Write out the records beneath this line exactly as they appear, minus any images.

------------------------------------

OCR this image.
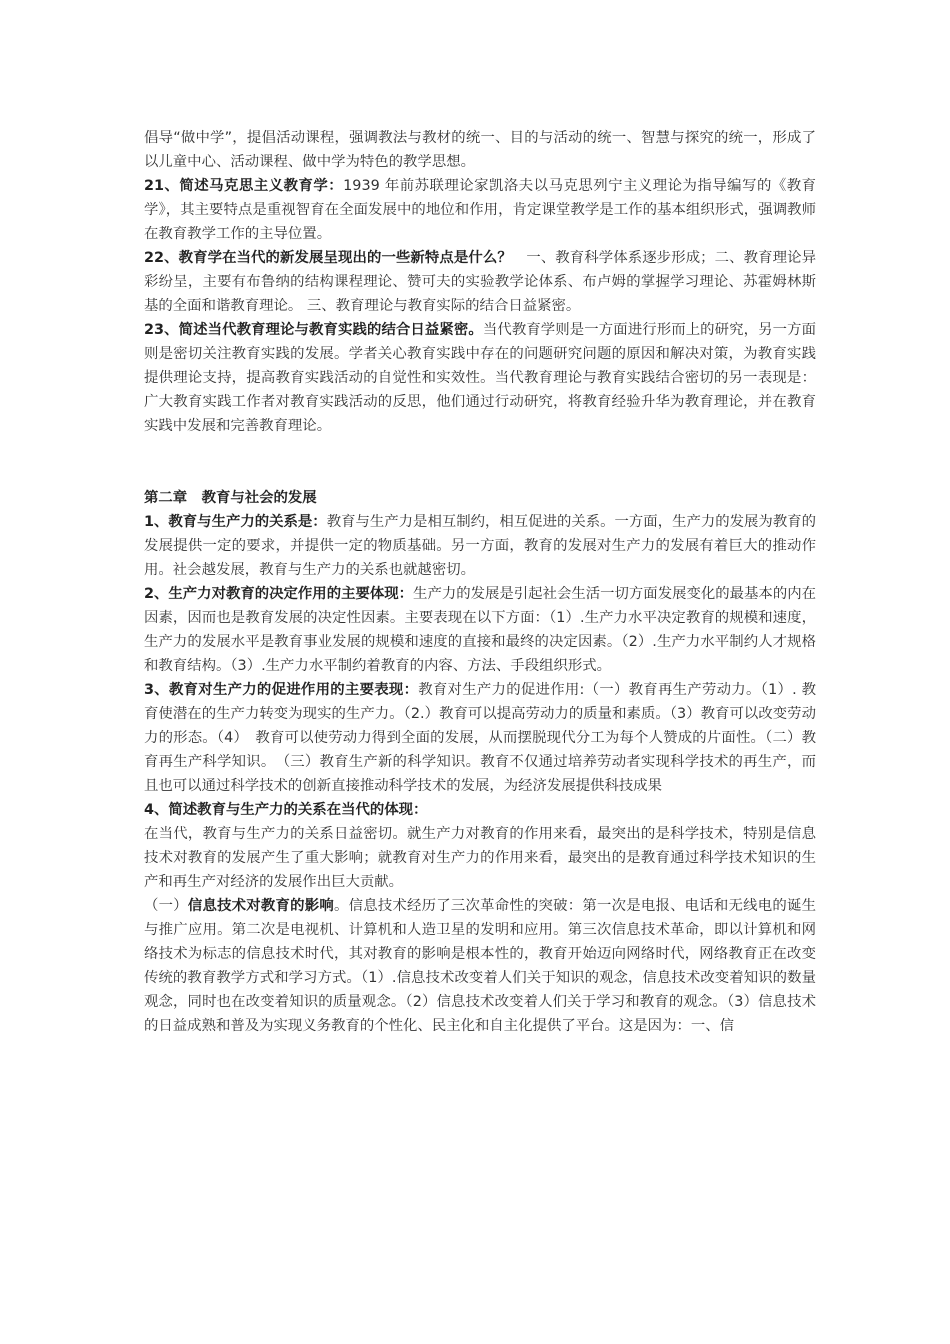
倡导“做中学”，提倡活动课程，强调教法与教材的统一、目的与活动的统一、智慧与探究的统一，形成了以儿童中心、活动课程、做中学为特色的教学思想。

21、简述马克思主义教育学：1939 年前苏联理论家凯洛夫以马克思列宁主义理论为指导编写的《教育学》，其主要特点是重视智育在全面发展中的地位和作用，肯定课堂教学是工作的基本组织形式，强调教师在教育教学工作的主导位置。

22、教育学在当代的新发展呈现出的一些新特点是什么？　一、教育科学体系逐步形成；二、教育理论异彩纷呈，主要有布鲁纳的结构课程理论、赞可夫的实验教学论体系、布卢姆的掌握学习理论、苏霍姆林斯基的全面和谐教育理论。 三、教育理论与教育实际的结合日益紧密。

23、简述当代教育理论与教育实践的结合日益紧密。当代教育学则是一方面进行形而上的研究，另一方面则是密切关注教育实践的发展。学者关心教育实践中存在的问题研究问题的原因和解决对策，为教育实践提供理论支持，提高教育实践活动的自觉性和实效性。当代教育理论与教育实践结合密切的另一表现是：广大教育实践工作者对教育实践活动的反思，他们通过行动研究，将教育经验升华为教育理论，并在教育实践中发展和完善教育理论。

第二章　教育与社会的发展

1、教育与生产力的关系是：教育与生产力是相互制约，相互促进的关系。一方面，生产力的发展为教育的发展提供一定的要求，并提供一定的物质基础。另一方面，教育的发展对生产力的发展有着巨大的推动作用。社会越发展，教育与生产力的关系也就越密切。

2、生产力对教育的决定作用的主要体现：生产力的发展是引起社会生活一切方面发展变化的最基本的内在因素，因而也是教育发展的决定性因素。主要表现在以下方面：（1）.生产力水平决定教育的规模和速度，生产力的发展水平是教育事业发展的规模和速度的直接和最终的决定因素。（2）.生产力水平制约人才规格和教育结构。（3）.生产力水平制约着教育的内容、方法、手段组织形式。

3、教育对生产力的促进作用的主要表现：教育对生产力的促进作用:（一）教育再生产劳动力。（1）. 教育使潜在的生产力转变为现实的生产力。（2.）教育可以提高劳动力的质量和素质。（3）教育可以改变劳动力的形态。（4）　教育可以使劳动力得到全面的发展，从而摆脱现代分工为每个人赞成的片面性。（二）教育再生产科学知识。　（三）教育生产新的科学知识。教育不仅通过培养劳动者实现科学技术的再生产，而且也可以通过科学技术的创新直接推动科学技术的发展，为经济发展提供科技成果

4、简述教育与生产力的关系在当代的体现：

在当代，教育与生产力的关系日益密切。就生产力对教育的作用来看，最突出的是科学技术，特别是信息技术对教育的发展产生了重大影响；就教育对生产力的作用来看，最突出的是教育通过科学技术知识的生产和再生产对经济的发展作出巨大贡献。

（一）信息技术对教育的影响。信息技术经历了三次革命性的突破：第一次是电报、电话和无线电的诞生与推广应用。第二次是电视机、计算机和人造卫星的发明和应用。第三次信息技术革命，即以计算机和网络技术为标志的信息技术时代，其对教育的影响是根本性的，教育开始迈向网络时代，网络教育正在改变传统的教育教学方式和学习方式。（1）.信息技术改变着人们关于知识的观念，信息技术改变着知识的数量观念，同时也在改变着知识的质量观念。（2）信息技术改变着人们关于学习和教育的观念。（3）信息技术的日益成熟和普及为实现义务教育的个性化、民主化和自主化提供了平台。这是因为：一、信
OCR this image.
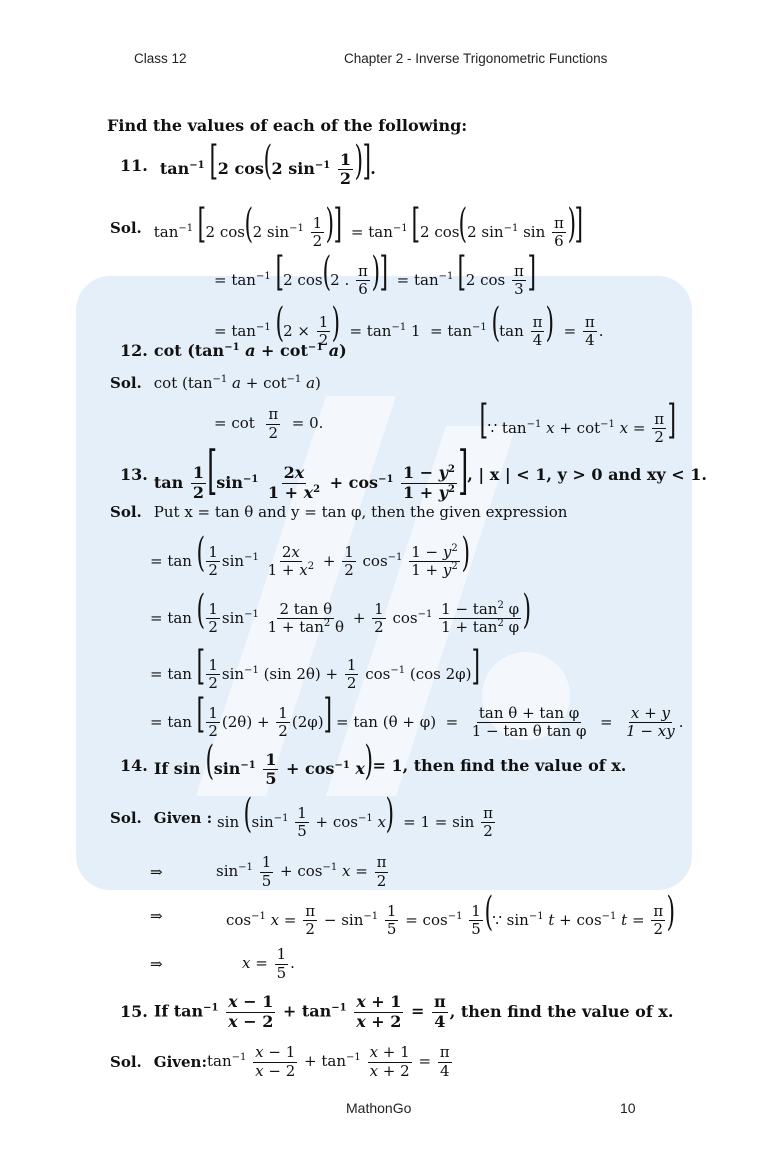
Class 12	Chapter 2 - Inverse Trigonometric Functions
Find the values of each of the following:
11. $\tan^{-1} [2$ cos(2 $\sin^{-1} \frac{1}{2}$ )].
Sol. $\tan^{-1} [2$ cos(2 $\sin^{-1} \frac{1}{2}$ )]  = $\tan^{-1} [2$ cos(2 $\sin^{-1} \sin \frac{\pi}{6}$ )]
= $\tan^{-1} [2$ cos(2 . $\frac{\pi}{6}$ )]  = $\tan^{-1} [2$ $\cos \frac{\pi}{3}$ ]
= $\tan^{-1} (2 \times \frac{1}{2}$ )  = $\tan^{-1} 1 = \tan^{-1} (\tan \frac{\pi}{4}$ )  = $\frac{\pi}{4}$ .
12. $\cot (\tan^{-1}$ $a + \cot^{-1} a$)
Sol. $\cot (\tan^{-1}$ $a + \cot^{-1} a$)
= $\cot \frac{\pi}{2} = 0$.	[∵ $\tan^{-1} x + \cot^{-1} x = \frac{\pi}{2}$ ]
13. $\tan \frac{1}{2} [\sin^{-1} \frac{2x}{1 + x^2} + \cos^{-1} \frac{1 - y^2}{1 + y^2}$ ] , | x | < 1, y > 0 and xy < 1.
Sol. Put x = tan θ and y = tan φ, then the given expression
= tan ( $\frac{1}{2} \sin^{-1} \frac{2x}{1 + x^2} + \frac{1}{2} \cos^{-1} \frac{1 - y^2}{1 + y^2}$ )
= tan ( $\frac{1}{2} \sin^{-1} \frac{\text{2 tan θ}}{1 + \tan^2 \theta} + \frac{1}{2} \cos^{-1} \frac{1 - \tan^2 \varphi}{1 + \tan^2 \varphi}$ )
= tan [ $\frac{1}{2} \sin^{-1} (\sin$ $2\theta) + \frac{1}{2} \cos^{-1} (\cos$ 2φ)]
= tan [ $\frac{1}{2} (2\theta) + \frac{1}{2} (2\varphi)] = \tan (\theta + \varphi) = \frac{\text{tan θ + tan φ}}{\text{1 − tan θ tan φ}} = \frac{x + y}{1 - xy}$ .
14. If $\sin (\sin^{-1} \frac{1}{5} + \cos^{-1} x) = 1$, then find the value of x.
Sol. Given :
$\sin (\sin^{-1} \frac{1}{5} + \cos^{-1} x) = 1 = \sin \frac{\pi}{2}$
⇒	$\sin^{-1} \frac{1}{5} + \cos^{-1} x = \frac{\pi}{2}$
⇒	$\cos^{-1} x = \frac{\pi}{2} - \sin^{-1} \frac{1}{5} = \cos^{-1} \frac{1}{5}$ (∵ $\sin^{-1} t + \cos^{-1} t = \frac{\pi}{2}$ )
⇒	$x = \frac{1}{5}$ .
15. If $\tan^{-1} \frac{x - 1}{x - 2} + \tan^{-1} \frac{x + 1}{x + 2} = \frac{\pi}{4}$ , then find the value of x.
Sol. Given: $\tan^{-1} \frac{x - 1}{x - 2} + \tan^{-1} \frac{x + 1}{x + 2} = \frac{\pi}{4}$
MathonGo	10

------------------------------------

CORRECT OUTPUT ▸
OCR this image.
倡导“做中学”，提倡活动课程，强调教法与教材的统一、目的与活动的统一、智慧与探究的统一，形成了以儿童中心、活动课程、做中学为特色的教学思想。

21、简述马克思主义教育学：1939 年前苏联理论家凯洛夫以马克思列宁主义理论为指导编写的《教育学》，其主要特点是重视智育在全面发展中的地位和作用，肯定课堂教学是工作的基本组织形式，强调教师在教育教学工作的主导位置。

22、教育学在当代的新发展呈现出的一些新特点是什么？　一、教育科学体系逐步形成；二、教育理论异彩纷呈，主要有布鲁纳的结构课程理论、赞可夫的实验教学论体系、布卢姆的掌握学习理论、苏霍姆林斯基的全面和谐教育理论。 三、教育理论与教育实际的结合日益紧密。

23、简述当代教育理论与教育实践的结合日益紧密。当代教育学则是一方面进行形而上的研究，另一方面则是密切关注教育实践的发展。学者关心教育实践中存在的问题研究问题的原因和解决对策，为教育实践提供理论支持，提高教育实践活动的自觉性和实效性。当代教育理论与教育实践结合密切的另一表现是：广大教育实践工作者对教育实践活动的反思，他们通过行动研究，将教育经验升华为教育理论，并在教育实践中发展和完善教育理论。

第二章　教育与社会的发展

1、教育与生产力的关系是：教育与生产力是相互制约，相互促进的关系。一方面，生产力的发展为教育的发展提供一定的要求，并提供一定的物质基础。另一方面，教育的发展对生产力的发展有着巨大的推动作用。社会越发展，教育与生产力的关系也就越密切。

2、生产力对教育的决定作用的主要体现：生产力的发展是引起社会生活一切方面发展变化的最基本的内在因素，因而也是教育发展的决定性因素。主要表现在以下方面：（1）.生产力水平决定教育的规模和速度，生产力的发展水平是教育事业发展的规模和速度的直接和最终的决定因素。（2）.生产力水平制约人才规格和教育结构。（3）.生产力水平制约着教育的内容、方法、手段组织形式。

3、教育对生产力的促进作用的主要表现：教育对生产力的促进作用:（一）教育再生产劳动力。（1）. 教育使潜在的生产力转变为现实的生产力。（2.）教育可以提高劳动力的质量和素质。（3）教育可以改变劳动力的形态。（4）　教育可以使劳动力得到全面的发展，从而摆脱现代分工为每个人赞成的片面性。（二）教育再生产科学知识。　（三）教育生产新的科学知识。教育不仅通过培养劳动者实现科学技术的再生产，而且也可以通过科学技术的创新直接推动科学技术的发展，为经济发展提供科技成果

4、简述教育与生产力的关系在当代的体现：

在当代，教育与生产力的关系日益密切。就生产力对教育的作用来看，最突出的是科学技术，特别是信息技术对教育的发展产生了重大影响；就教育对生产力的作用来看，最突出的是教育通过科学技术知识的生产和再生产对经济的发展作出巨大贡献。

（一）信息技术对教育的影响。信息技术经历了三次革命性的突破：第一次是电报、电话和无线电的诞生与推广应用。第二次是电视机、计算机和人造卫星的发明和应用。第三次信息技术革命，即以计算机和网络技术为标志的信息技术时代，其对教育的影响是根本性的，教育开始迈向网络时代，网络教育正在改变传统的教育教学方式和学习方式。（1）.信息技术改变着人们关于知识的观念，信息技术改变着知识的数量观念，同时也在改变着知识的质量观念。（2）信息技术改变着人们关于学习和教育的观念。（3）信息技术的日益成熟和普及为实现义务教育的个性化、民主化和自主化提供了平台。这是因为：一、信
OCR this image.
Class 12	Chapter 2 - Inverse Trigonometric Functions
Find the values of each of the following:
11. $\tan^{-1} [2$ cos(2 $\sin^{-1} \frac{1}{2}$ )].
Sol. $\tan^{-1} [2$ cos(2 $\sin^{-1} \frac{1}{2}$ )]  = $\tan^{-1} [2$ cos(2 $\sin^{-1} \sin \frac{\pi}{6}$ )]
= $\tan^{-1} [2$ cos(2 . $\frac{\pi}{6}$ )]  = $\tan^{-1} [2$ $\cos \frac{\pi}{3}$ ]
= $\tan^{-1} (2 \times \frac{1}{2}$ )  = $\tan^{-1} 1 = \tan^{-1} (\tan \frac{\pi}{4}$ )  = $\frac{\pi}{4}$ .
12. $\cot (\tan^{-1}$ $a + \cot^{-1} a$)
Sol. $\cot (\tan^{-1}$ $a + \cot^{-1} a$)
= $\cot \frac{\pi}{2} = 0$.	[∵ $\tan^{-1} x + \cot^{-1} x = \frac{\pi}{2}$ ]
13. $\tan \frac{1}{2} [\sin^{-1} \frac{2x}{1 + x^2} + \cos^{-1} \frac{1 - y^2}{1 + y^2}$ ] , | x | < 1, y > 0 and xy < 1.
Sol. Put x = tan θ and y = tan φ, then the given expression
= tan ( $\frac{1}{2} \sin^{-1} \frac{2x}{1 + x^2} + \frac{1}{2} \cos^{-1} \frac{1 - y^2}{1 + y^2}$ )
= tan ( $\frac{1}{2} \sin^{-1} \frac{\text{2 tan θ}}{1 + \tan^2 \theta} + \frac{1}{2} \cos^{-1} \frac{1 - \tan^2 \varphi}{1 + \tan^2 \varphi}$ )
= tan [ $\frac{1}{2} \sin^{-1} (\sin$ $2\theta) + \frac{1}{2} \cos^{-1} (\cos$ 2φ)]
= tan [ $\frac{1}{2} (2\theta) + \frac{1}{2} (2\varphi)] = \tan (\theta + \varphi) = \frac{\text{tan θ + tan φ}}{\text{1 − tan θ tan φ}} = \frac{x + y}{1 - xy}$ .
14. If $\sin (\sin^{-1} \frac{1}{5} + \cos^{-1} x) = 1$, then find the value of x.
Sol. Given :
$\sin (\sin^{-1} \frac{1}{5} + \cos^{-1} x) = 1 = \sin \frac{\pi}{2}$
⇒	$\sin^{-1} \frac{1}{5} + \cos^{-1} x = \frac{\pi}{2}$
⇒	$\cos^{-1} x = \frac{\pi}{2} - \sin^{-1} \frac{1}{5} = \cos^{-1} \frac{1}{5}$ (∵ $\sin^{-1} t + \cos^{-1} t = \frac{\pi}{2}$ )
⇒	$x = \frac{1}{5}$ .
15. If $\tan^{-1} \frac{x - 1}{x - 2} + \tan^{-1} \frac{x + 1}{x + 2} = \frac{\pi}{4}$ , then find the value of x.
Sol. Given: $\tan^{-1} \frac{x - 1}{x - 2} + \tan^{-1} \frac{x + 1}{x + 2} = \frac{\pi}{4}$
MathonGo	10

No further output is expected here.